What needs to be done: Copy out all lines of the records in which the word "CObb" appears.

START

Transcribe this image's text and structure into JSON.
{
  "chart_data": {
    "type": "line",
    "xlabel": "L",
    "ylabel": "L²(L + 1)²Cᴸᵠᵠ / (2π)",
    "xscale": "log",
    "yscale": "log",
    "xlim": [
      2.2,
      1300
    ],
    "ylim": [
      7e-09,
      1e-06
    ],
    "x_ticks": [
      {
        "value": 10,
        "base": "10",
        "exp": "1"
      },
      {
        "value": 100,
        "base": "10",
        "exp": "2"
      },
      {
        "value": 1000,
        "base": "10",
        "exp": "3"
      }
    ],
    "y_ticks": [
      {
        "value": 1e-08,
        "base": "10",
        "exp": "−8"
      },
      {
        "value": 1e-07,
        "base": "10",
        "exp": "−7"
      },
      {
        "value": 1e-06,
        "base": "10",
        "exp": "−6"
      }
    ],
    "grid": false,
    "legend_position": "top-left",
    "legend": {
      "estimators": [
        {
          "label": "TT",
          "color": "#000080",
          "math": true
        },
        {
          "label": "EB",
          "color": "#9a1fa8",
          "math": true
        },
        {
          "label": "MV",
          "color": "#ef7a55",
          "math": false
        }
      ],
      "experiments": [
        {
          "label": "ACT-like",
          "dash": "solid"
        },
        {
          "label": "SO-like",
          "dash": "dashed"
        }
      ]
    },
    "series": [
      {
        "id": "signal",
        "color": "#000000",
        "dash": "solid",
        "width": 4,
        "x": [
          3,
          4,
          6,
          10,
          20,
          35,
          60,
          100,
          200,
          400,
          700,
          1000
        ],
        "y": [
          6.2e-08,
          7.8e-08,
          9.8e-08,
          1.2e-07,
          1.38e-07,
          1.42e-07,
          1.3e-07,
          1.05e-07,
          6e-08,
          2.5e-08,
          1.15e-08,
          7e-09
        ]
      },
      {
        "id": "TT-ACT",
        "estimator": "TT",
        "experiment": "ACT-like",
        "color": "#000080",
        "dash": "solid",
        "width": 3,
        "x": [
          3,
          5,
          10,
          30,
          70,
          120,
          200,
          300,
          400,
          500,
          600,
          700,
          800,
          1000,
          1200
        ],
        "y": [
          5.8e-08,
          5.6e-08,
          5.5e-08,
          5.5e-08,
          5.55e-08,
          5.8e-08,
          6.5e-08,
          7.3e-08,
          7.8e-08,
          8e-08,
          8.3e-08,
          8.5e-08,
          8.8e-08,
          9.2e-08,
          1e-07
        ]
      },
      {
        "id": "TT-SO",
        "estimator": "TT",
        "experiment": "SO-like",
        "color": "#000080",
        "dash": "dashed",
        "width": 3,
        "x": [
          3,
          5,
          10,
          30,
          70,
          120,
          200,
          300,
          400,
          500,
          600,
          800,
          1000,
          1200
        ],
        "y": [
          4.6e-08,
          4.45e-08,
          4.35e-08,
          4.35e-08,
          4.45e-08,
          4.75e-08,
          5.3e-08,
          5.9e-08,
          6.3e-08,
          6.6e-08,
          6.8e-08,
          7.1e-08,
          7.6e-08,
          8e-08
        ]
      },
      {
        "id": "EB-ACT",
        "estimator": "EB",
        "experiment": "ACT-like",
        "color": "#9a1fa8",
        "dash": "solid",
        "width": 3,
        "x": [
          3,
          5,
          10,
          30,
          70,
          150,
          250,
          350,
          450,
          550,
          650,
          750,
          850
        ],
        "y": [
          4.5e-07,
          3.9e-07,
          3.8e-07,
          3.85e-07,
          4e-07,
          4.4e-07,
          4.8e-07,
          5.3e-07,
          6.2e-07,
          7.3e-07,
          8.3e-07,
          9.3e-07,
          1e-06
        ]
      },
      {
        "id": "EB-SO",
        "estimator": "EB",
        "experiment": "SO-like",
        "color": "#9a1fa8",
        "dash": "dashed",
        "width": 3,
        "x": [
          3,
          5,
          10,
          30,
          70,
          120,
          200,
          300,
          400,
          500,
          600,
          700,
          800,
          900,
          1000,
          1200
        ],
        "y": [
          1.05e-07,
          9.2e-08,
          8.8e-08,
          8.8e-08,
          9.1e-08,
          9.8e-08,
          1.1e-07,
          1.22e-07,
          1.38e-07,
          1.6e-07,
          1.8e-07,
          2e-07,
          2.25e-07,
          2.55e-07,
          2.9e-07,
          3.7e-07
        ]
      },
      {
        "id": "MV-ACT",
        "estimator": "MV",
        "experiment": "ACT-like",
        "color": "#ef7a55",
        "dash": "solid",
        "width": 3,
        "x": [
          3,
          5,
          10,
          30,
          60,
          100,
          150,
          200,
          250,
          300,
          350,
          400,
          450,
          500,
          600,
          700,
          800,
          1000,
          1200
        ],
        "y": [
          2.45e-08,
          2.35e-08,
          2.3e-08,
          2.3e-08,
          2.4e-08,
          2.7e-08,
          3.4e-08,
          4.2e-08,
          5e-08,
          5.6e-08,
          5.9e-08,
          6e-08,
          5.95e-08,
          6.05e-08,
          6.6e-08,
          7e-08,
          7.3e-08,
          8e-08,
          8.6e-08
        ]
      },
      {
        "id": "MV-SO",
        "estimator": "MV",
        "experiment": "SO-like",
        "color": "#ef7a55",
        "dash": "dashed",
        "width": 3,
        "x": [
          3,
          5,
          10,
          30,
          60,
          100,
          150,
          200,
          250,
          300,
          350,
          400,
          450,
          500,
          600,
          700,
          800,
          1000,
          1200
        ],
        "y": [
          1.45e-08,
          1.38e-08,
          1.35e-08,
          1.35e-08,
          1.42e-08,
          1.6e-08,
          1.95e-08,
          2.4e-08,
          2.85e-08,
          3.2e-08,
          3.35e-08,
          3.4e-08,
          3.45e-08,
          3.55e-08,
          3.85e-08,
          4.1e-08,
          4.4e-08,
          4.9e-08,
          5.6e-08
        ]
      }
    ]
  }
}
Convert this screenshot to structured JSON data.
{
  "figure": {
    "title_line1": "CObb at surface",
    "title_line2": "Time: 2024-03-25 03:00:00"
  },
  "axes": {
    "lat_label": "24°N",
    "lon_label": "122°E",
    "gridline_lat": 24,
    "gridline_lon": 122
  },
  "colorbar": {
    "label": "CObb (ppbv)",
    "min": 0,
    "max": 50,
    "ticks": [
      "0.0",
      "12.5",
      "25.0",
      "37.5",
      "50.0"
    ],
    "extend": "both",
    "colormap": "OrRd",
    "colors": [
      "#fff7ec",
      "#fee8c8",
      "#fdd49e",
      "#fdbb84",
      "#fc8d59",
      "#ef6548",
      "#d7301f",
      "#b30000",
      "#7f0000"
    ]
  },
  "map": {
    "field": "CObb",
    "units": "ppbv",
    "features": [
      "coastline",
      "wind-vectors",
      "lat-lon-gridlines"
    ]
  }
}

END

Result:
    "title_line1": "CObb at surface",
    "label": "CObb (ppbv)",
    "field": "CObb",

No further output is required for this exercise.